Set problem - Leaving out all images, write out the records that follow exactly.

##### Data shown

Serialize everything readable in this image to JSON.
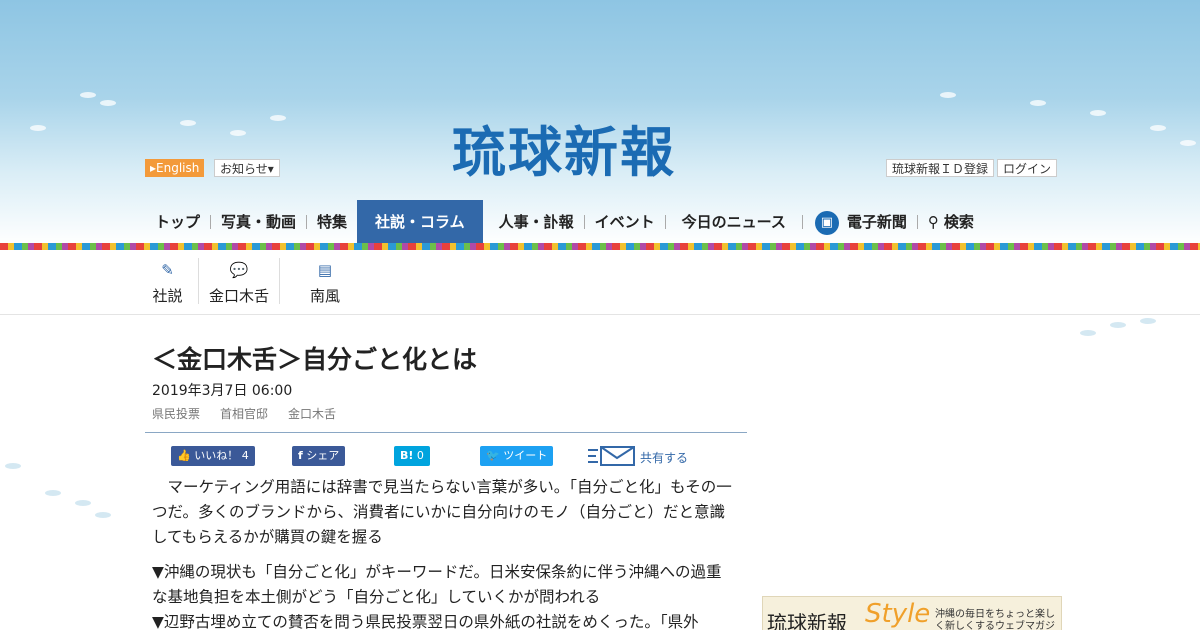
{
  "header": {
    "logo": "琉球新報",
    "english_label": "▸English",
    "notice_label": "お知らせ▾",
    "id_register_label": "琉球新報ＩＤ登録",
    "login_label": "ログイン"
  },
  "nav": {
    "items": [
      "トップ",
      "写真・動画",
      "特集",
      "社説・コラム",
      "人事・訃報",
      "イベント",
      "今日のニュース",
      "電子新聞",
      "検索"
    ],
    "active": "社説・コラム"
  },
  "subnav": {
    "items": [
      {
        "label": "社説",
        "icon": "pen-icon"
      },
      {
        "label": "金口木舌",
        "icon": "chat-icon"
      },
      {
        "label": "南風",
        "icon": "comment-icon"
      }
    ]
  },
  "article": {
    "title": "＜金口木舌＞自分ごと化とは",
    "date": "2019年3月7日 06:00",
    "tags": [
      "県民投票",
      "首相官邸",
      "金口木舌"
    ],
    "share": {
      "like": "いいね！",
      "like_count": "4",
      "fb_share": "シェア",
      "hatena": "B!",
      "hatena_count": "0",
      "tweet": "ツイート",
      "share_label": "共有する"
    },
    "paragraphs": [
      "　マーケティング用語には辞書で見当たらない言葉が多い。「自分ごと化」もその一つだ。多くのブランドから、消費者にいかに自分向けのモノ（自分ごと）だと意識してもらえるかが購買の鍵を握る",
      "▼沖縄の現状も「自分ごと化」がキーワードだ。日米安保条約に伴う沖縄への過重な基地負担を本土側がどう「自分ごと化」していくかが問われる",
      "▼辺野古埋め立ての賛否を問う県民投票翌日の県外紙の社説をめくった。「県外"
    ]
  },
  "ad": {
    "title": "琉球新報",
    "style_word": "Style",
    "subtitle": "沖縄の毎日をちょっと楽しく新しくするウェブマガジン"
  },
  "colors": {
    "brand_blue": "#1b6bb3",
    "nav_active": "#3368a8",
    "english_orange": "#f39a3a",
    "facebook": "#3b5998",
    "hatena": "#00a4de",
    "twitter": "#1da1f2"
  }
}
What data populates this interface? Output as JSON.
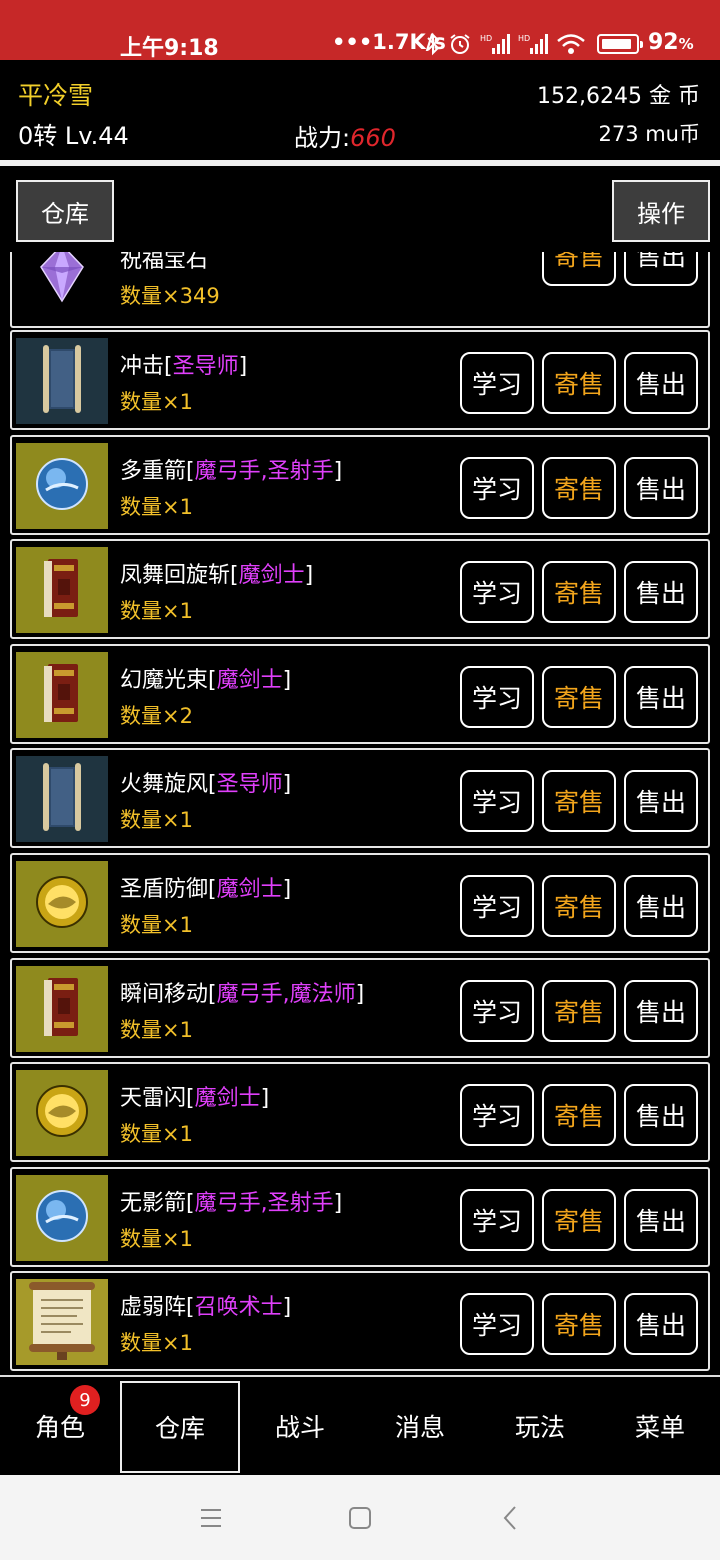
{
  "status": {
    "time": "上午9:18",
    "network_speed": "•••1.7K/s",
    "battery": "92",
    "battery_unit": "%",
    "battery_level": 0.92
  },
  "header": {
    "player_name": "平冷雪",
    "gold": "152,6245 金 币",
    "level": "0转 Lv.44",
    "power_label": "战力:",
    "power_value": "660",
    "mu": "273 mu币"
  },
  "toolbar": {
    "warehouse_label": "仓库",
    "operate_label": "操作"
  },
  "actions": {
    "learn": "学习",
    "consign": "寄售",
    "sell": "售出"
  },
  "items": [
    {
      "name": "祝福宝石",
      "class": "",
      "qty": "数量×349",
      "icon": "gem-icon",
      "partial": true
    },
    {
      "name": "冲击",
      "class": "圣导师",
      "qty": "数量×1",
      "icon": "scroll-icon"
    },
    {
      "name": "多重箭",
      "class": "魔弓手,圣射手",
      "qty": "数量×1",
      "icon": "blue-orb-icon"
    },
    {
      "name": "凤舞回旋斩",
      "class": "魔剑士",
      "qty": "数量×1",
      "icon": "book-icon"
    },
    {
      "name": "幻魔光束",
      "class": "魔剑士",
      "qty": "数量×2",
      "icon": "book-icon"
    },
    {
      "name": "火舞旋风",
      "class": "圣导师",
      "qty": "数量×1",
      "icon": "scroll-icon"
    },
    {
      "name": "圣盾防御",
      "class": "魔剑士",
      "qty": "数量×1",
      "icon": "yellow-orb-icon"
    },
    {
      "name": "瞬间移动",
      "class": "魔弓手,魔法师",
      "qty": "数量×1",
      "icon": "book-icon"
    },
    {
      "name": "天雷闪",
      "class": "魔剑士",
      "qty": "数量×1",
      "icon": "yellow-orb-icon"
    },
    {
      "name": "无影箭",
      "class": "魔弓手,圣射手",
      "qty": "数量×1",
      "icon": "blue-orb-icon"
    },
    {
      "name": "虚弱阵",
      "class": "召唤术士",
      "qty": "数量×1",
      "icon": "parchment-icon"
    }
  ],
  "nav": {
    "items": [
      "角色",
      "仓库",
      "战斗",
      "消息",
      "玩法",
      "菜单"
    ],
    "badge": "9",
    "active": "仓库"
  }
}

##########

The reply -
Serialize everything readable in this image to JSON.
{
  "header": {
    "logo": "琉球新報",
    "english_label": "▸English",
    "notice_label": "お知らせ▾",
    "id_register_label": "琉球新報ＩＤ登録",
    "login_label": "ログイン"
  },
  "nav": {
    "items": [
      "トップ",
      "写真・動画",
      "特集",
      "社説・コラム",
      "人事・訃報",
      "イベント",
      "今日のニュース",
      "電子新聞",
      "検索"
    ],
    "active": "社説・コラム"
  },
  "subnav": {
    "items": [
      {
        "label": "社説",
        "icon": "pen-icon"
      },
      {
        "label": "金口木舌",
        "icon": "chat-icon"
      },
      {
        "label": "南風",
        "icon": "comment-icon"
      }
    ]
  },
  "article": {
    "title": "＜金口木舌＞自分ごと化とは",
    "date": "2019年3月7日 06:00",
    "tags": [
      "県民投票",
      "首相官邸",
      "金口木舌"
    ],
    "share": {
      "like": "いいね！",
      "like_count": "4",
      "fb_share": "シェア",
      "hatena": "B!",
      "hatena_count": "0",
      "tweet": "ツイート",
      "share_label": "共有する"
    },
    "paragraphs": [
      "　マーケティング用語には辞書で見当たらない言葉が多い。「自分ごと化」もその一つだ。多くのブランドから、消費者にいかに自分向けのモノ（自分ごと）だと意識してもらえるかが購買の鍵を握る",
      "▼沖縄の現状も「自分ごと化」がキーワードだ。日米安保条約に伴う沖縄への過重な基地負担を本土側がどう「自分ごと化」していくかが問われる",
      "▼辺野古埋め立ての賛否を問う県民投票翌日の県外紙の社説をめくった。「県外"
    ]
  },
  "ad": {
    "title": "琉球新報",
    "style_word": "Style",
    "subtitle": "沖縄の毎日をちょっと楽しく新しくするウェブマガジン"
  },
  "colors": {
    "brand_blue": "#1b6bb3",
    "nav_active": "#3368a8",
    "english_orange": "#f39a3a",
    "facebook": "#3b5998",
    "hatena": "#00a4de",
    "twitter": "#1da1f2"
  }
}
What data populates this interface? Output as JSON.
{
  "status": {
    "time": "上午9:18",
    "network_speed": "•••1.7K/s",
    "battery": "92",
    "battery_unit": "%",
    "battery_level": 0.92
  },
  "header": {
    "player_name": "平冷雪",
    "gold": "152,6245 金 币",
    "level": "0转 Lv.44",
    "power_label": "战力:",
    "power_value": "660",
    "mu": "273 mu币"
  },
  "toolbar": {
    "warehouse_label": "仓库",
    "operate_label": "操作"
  },
  "actions": {
    "learn": "学习",
    "consign": "寄售",
    "sell": "售出"
  },
  "items": [
    {
      "name": "祝福宝石",
      "class": "",
      "qty": "数量×349",
      "icon": "gem-icon",
      "partial": true
    },
    {
      "name": "冲击",
      "class": "圣导师",
      "qty": "数量×1",
      "icon": "scroll-icon"
    },
    {
      "name": "多重箭",
      "class": "魔弓手,圣射手",
      "qty": "数量×1",
      "icon": "blue-orb-icon"
    },
    {
      "name": "凤舞回旋斩",
      "class": "魔剑士",
      "qty": "数量×1",
      "icon": "book-icon"
    },
    {
      "name": "幻魔光束",
      "class": "魔剑士",
      "qty": "数量×2",
      "icon": "book-icon"
    },
    {
      "name": "火舞旋风",
      "class": "圣导师",
      "qty": "数量×1",
      "icon": "scroll-icon"
    },
    {
      "name": "圣盾防御",
      "class": "魔剑士",
      "qty": "数量×1",
      "icon": "yellow-orb-icon"
    },
    {
      "name": "瞬间移动",
      "class": "魔弓手,魔法师",
      "qty": "数量×1",
      "icon": "book-icon"
    },
    {
      "name": "天雷闪",
      "class": "魔剑士",
      "qty": "数量×1",
      "icon": "yellow-orb-icon"
    },
    {
      "name": "无影箭",
      "class": "魔弓手,圣射手",
      "qty": "数量×1",
      "icon": "blue-orb-icon"
    },
    {
      "name": "虚弱阵",
      "class": "召唤术士",
      "qty": "数量×1",
      "icon": "parchment-icon"
    }
  ],
  "nav": {
    "items": [
      "角色",
      "仓库",
      "战斗",
      "消息",
      "玩法",
      "菜单"
    ],
    "badge": "9",
    "active": "仓库"
  }
}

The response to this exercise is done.